● **Passage for review**:
[Start of section]
5 CX lessons we can learn from Chinese travel leader trip.com
Have a strong experience-driven purpose
Trip.com’s purpose goes further than just offering convenient travel products. They see it as their purpose to make travel a smooth, fun and educational experience. Travel in the West is either business-related or fun, but Chinese people want to be guided into an entertainment and educational environment. And you feel that through their entire app and all their services. A great example is that they offer lessons – in their offices or in the app – for the Chinese on how to behave overseas and improve their way of traveling with respect for the local environment and culture. And they will enable their community to learn from each other as well, allowing them to share tips and tricks in the app.
Use data for good (for the customer)
Trip.com is extremely tech driven. Much more than its popular counterparts. But what’s special about that is that they offer quite a radical promise to their customers, one of honesty and transparency. What Pascal meant by that was that they thoroughly rely on data and feedback and AI algorithms to get to the heart of what customers want in order to give them a fantastic experience. But at the same time, the promise they make is that they will never abuse this data. It’s about creating a culture of trust between them and their users. If a person has more money, they will never recommend the most expensive hotels, unless they feel and know that they would want that. And if you’re on a super tight budget, they will recommend very low budget hotels that still are ok in terms of quality.
Everything in the app, too, is in the open. It’s basically like a completely transparent Chinese menu without any hidden things and very clear conditions. And what’s also impressive is that they use the data they have to help their partners – hotels, transportation, insurance, restaurants etc. – offer their customers a better experience as well. They might tell them about safety, and the importance of traveling in smaller groups. Or tell them that they need to offer a water cooker and slippers in their rooms, because Chinese people find this really important. The insights from their data helps their partners make better choices so the end-customer has the best experience. At the end of the day, even if their partners are very important, they will always pick the side of the customer.
[End of section]
● **Exercise**: Copy the part of the Trip.com article that begins with the words "5 CX lessons" and stops after "in the app.", keeping every word and mark the same.

● **Material provided**:
[Start of section]
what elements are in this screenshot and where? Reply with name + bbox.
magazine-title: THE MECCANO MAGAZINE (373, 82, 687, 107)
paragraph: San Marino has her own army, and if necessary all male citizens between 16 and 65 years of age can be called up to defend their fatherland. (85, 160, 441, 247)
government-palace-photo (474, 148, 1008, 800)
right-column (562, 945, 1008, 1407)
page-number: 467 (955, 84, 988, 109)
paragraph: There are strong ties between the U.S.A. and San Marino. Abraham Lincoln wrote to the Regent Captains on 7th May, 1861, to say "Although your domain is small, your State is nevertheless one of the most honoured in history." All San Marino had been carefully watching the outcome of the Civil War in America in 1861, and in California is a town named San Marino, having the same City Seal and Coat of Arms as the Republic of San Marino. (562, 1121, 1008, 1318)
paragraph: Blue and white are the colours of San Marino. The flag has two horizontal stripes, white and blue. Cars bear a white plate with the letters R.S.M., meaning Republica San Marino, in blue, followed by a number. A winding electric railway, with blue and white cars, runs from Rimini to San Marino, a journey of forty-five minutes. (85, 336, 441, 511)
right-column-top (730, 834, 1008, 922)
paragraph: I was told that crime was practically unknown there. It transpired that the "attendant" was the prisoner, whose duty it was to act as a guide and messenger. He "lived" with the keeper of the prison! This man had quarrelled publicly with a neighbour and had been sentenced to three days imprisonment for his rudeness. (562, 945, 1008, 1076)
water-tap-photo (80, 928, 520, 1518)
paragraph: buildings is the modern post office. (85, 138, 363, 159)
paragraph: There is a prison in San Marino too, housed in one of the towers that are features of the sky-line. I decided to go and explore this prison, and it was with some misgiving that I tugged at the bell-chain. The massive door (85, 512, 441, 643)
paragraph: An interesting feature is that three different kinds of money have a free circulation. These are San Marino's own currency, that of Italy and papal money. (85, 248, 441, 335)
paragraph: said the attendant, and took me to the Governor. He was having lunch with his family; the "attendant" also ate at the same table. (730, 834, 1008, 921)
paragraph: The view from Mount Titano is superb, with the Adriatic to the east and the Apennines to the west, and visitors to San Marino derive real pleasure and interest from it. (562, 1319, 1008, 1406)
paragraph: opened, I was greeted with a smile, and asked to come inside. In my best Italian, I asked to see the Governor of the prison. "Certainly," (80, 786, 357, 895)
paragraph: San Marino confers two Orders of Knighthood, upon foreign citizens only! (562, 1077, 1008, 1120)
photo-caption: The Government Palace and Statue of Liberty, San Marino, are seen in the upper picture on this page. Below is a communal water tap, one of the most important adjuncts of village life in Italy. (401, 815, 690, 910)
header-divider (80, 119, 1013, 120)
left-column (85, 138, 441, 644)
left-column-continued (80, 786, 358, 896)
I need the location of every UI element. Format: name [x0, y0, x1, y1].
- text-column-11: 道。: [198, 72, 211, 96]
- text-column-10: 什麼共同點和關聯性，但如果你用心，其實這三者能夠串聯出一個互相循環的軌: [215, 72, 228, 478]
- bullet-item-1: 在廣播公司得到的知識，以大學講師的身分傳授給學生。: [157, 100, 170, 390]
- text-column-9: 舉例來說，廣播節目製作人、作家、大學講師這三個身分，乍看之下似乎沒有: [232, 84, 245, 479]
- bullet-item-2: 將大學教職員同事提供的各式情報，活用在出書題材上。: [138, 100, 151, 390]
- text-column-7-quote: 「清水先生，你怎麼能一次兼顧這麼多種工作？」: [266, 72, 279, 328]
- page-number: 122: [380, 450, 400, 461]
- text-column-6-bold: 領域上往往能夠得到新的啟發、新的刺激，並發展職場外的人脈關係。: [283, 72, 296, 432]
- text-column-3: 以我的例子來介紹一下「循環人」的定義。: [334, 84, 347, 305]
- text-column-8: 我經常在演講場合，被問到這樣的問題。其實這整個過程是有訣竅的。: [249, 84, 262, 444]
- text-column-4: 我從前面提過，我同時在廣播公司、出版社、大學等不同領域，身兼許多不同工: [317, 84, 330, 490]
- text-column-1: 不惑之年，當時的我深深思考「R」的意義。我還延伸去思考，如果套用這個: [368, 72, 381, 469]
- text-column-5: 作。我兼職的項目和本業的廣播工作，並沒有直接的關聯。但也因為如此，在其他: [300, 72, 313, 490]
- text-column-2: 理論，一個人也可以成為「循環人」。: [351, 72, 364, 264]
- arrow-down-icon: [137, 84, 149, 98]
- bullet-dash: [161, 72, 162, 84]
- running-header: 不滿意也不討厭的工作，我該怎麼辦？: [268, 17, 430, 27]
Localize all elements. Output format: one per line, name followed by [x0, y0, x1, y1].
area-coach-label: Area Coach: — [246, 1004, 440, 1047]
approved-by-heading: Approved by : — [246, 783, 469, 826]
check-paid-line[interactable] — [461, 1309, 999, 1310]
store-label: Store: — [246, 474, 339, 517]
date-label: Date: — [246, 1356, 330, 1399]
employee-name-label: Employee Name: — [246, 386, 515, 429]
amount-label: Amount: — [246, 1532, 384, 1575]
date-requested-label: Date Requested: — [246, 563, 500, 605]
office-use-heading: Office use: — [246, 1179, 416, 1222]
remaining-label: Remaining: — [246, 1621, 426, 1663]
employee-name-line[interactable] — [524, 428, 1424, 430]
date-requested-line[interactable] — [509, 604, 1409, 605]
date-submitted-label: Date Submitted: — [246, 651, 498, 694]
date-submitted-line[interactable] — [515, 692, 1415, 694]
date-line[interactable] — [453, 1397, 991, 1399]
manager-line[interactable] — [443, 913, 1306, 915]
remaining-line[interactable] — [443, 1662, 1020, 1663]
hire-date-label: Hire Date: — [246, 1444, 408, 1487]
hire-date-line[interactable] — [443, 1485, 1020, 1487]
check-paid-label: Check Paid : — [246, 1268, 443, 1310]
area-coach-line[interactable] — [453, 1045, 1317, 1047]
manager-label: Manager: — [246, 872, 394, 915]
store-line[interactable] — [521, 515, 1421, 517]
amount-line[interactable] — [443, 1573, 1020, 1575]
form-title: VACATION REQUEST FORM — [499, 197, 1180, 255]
[End of section]
● **Answer**:
5 CX lessons we can learn from Chinese travel leader trip.com
Have a strong experience-driven purpose
Trip.com’s purpose goes further than just offering convenient travel products. They see it as their purpose to make travel a smooth, fun and educational experience. Travel in the West is either business-related or fun, but Chinese people want to be guided into an entertainment and educational environment. And you feel that through their entire app and all their services. A great example is that they offer lessons – in their offices or in the app – for the Chinese on how to behave overseas and improve their way of traveling with respect for the local environment and culture. And they will enable their community to learn from each other as well, allowing them to share tips and tricks in the app.